Dataset items
-- BEGIN --
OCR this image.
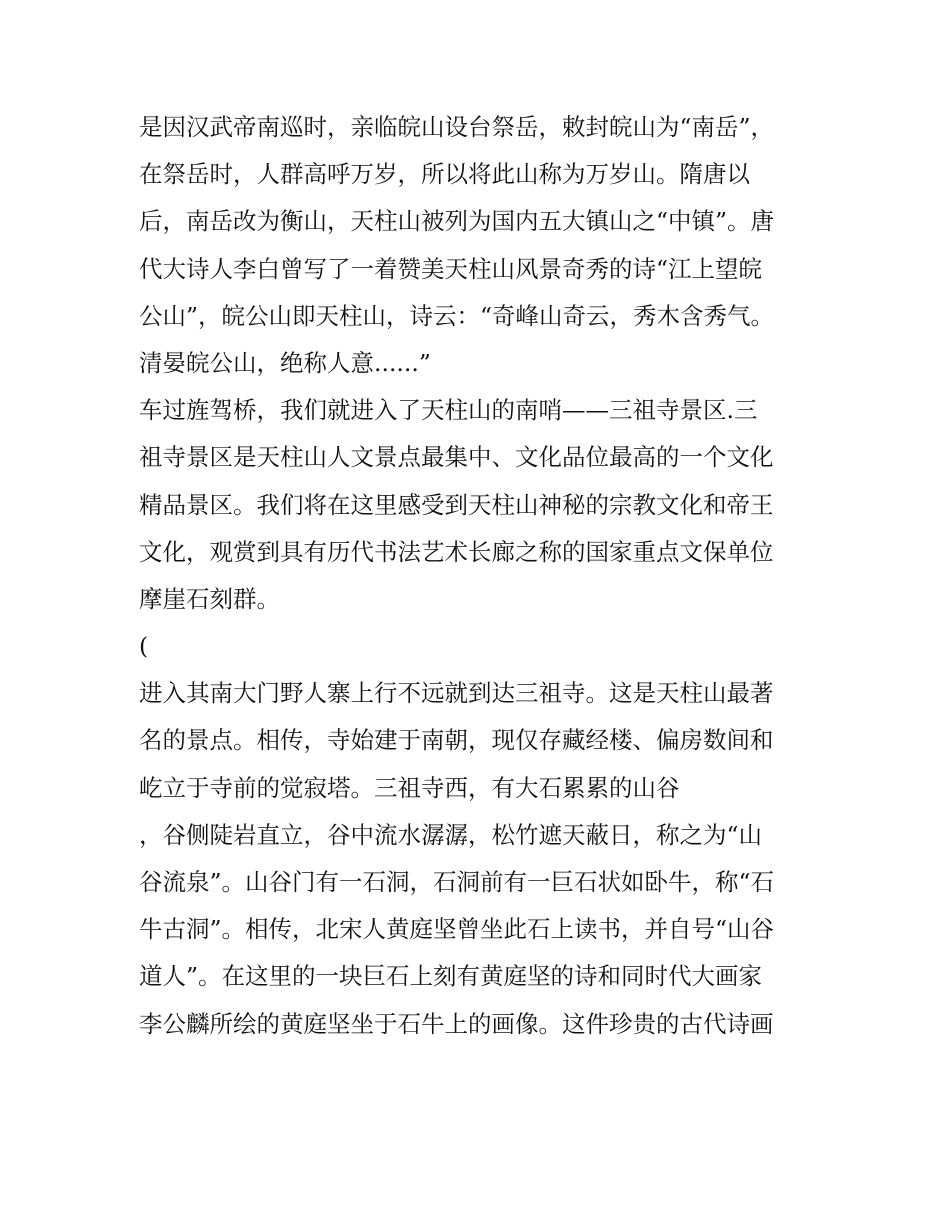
是因汉武帝南巡时，亲临皖山设台祭岳，敕封皖山为“南岳”，
在祭岳时，人群高呼万岁，所以将此山称为万岁山。隋唐以
后，南岳改为衡山，天柱山被列为国内五大镇山之“中镇”。唐
代大诗人李白曾写了一着赞美天柱山风景奇秀的诗“江上望皖
公山”，皖公山即天柱山，诗云：“奇峰山奇云，秀木含秀气。
清晏皖公山，绝称人意......”
车过旌驾桥，我们就进入了天柱山的南哨——三祖寺景区.三
祖寺景区是天柱山人文景点最集中、文化品位最高的一个文化
精品景区。我们将在这里感受到天柱山神秘的宗教文化和帝王
文化，观赏到具有历代书法艺术长廊之称的国家重点文保单位
摩崖石刻群。
(
进入其南大门野人寨上行不远就到达三祖寺。这是天柱山最著
名的景点。相传，寺始建于南朝，现仅存藏经楼、偏房数间和
屹立于寺前的觉寂塔。三祖寺西，有大石累累的山谷
，谷侧陡岩直立，谷中流水潺潺，松竹遮天蔽日，称之为“山
谷流泉”。山谷门有一石洞，石洞前有一巨石状如卧牛，称“石
牛古洞”。相传，北宋人黄庭坚曾坐此石上读书，并自号“山谷
道人”。在这里的一块巨石上刻有黄庭坚的诗和同时代大画家
李公麟所绘的黄庭坚坐于石牛上的画像。这件珍贵的古代诗画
-- END --
§ **WHAT THE TASK ASKS**
Every record above must be given again exactly; drop the pictures.

§ **RIGHT ANSWER**
OCR this image.
是因汉武帝南巡时，亲临皖山设台祭岳，敕封皖山为“南岳”，
在祭岳时，人群高呼万岁，所以将此山称为万岁山。隋唐以
后，南岳改为衡山，天柱山被列为国内五大镇山之“中镇”。唐
代大诗人李白曾写了一着赞美天柱山风景奇秀的诗“江上望皖
公山”，皖公山即天柱山，诗云：“奇峰山奇云，秀木含秀气。
清晏皖公山，绝称人意......”
车过旌驾桥，我们就进入了天柱山的南哨——三祖寺景区.三
祖寺景区是天柱山人文景点最集中、文化品位最高的一个文化
精品景区。我们将在这里感受到天柱山神秘的宗教文化和帝王
文化，观赏到具有历代书法艺术长廊之称的国家重点文保单位
摩崖石刻群。
(
进入其南大门野人寨上行不远就到达三祖寺。这是天柱山最著
名的景点。相传，寺始建于南朝，现仅存藏经楼、偏房数间和
屹立于寺前的觉寂塔。三祖寺西，有大石累累的山谷
，谷侧陡岩直立，谷中流水潺潺，松竹遮天蔽日，称之为“山
谷流泉”。山谷门有一石洞，石洞前有一巨石状如卧牛，称“石
牛古洞”。相传，北宋人黄庭坚曾坐此石上读书，并自号“山谷
道人”。在这里的一块巨石上刻有黄庭坚的诗和同时代大画家
李公麟所绘的黄庭坚坐于石牛上的画像。这件珍贵的古代诗画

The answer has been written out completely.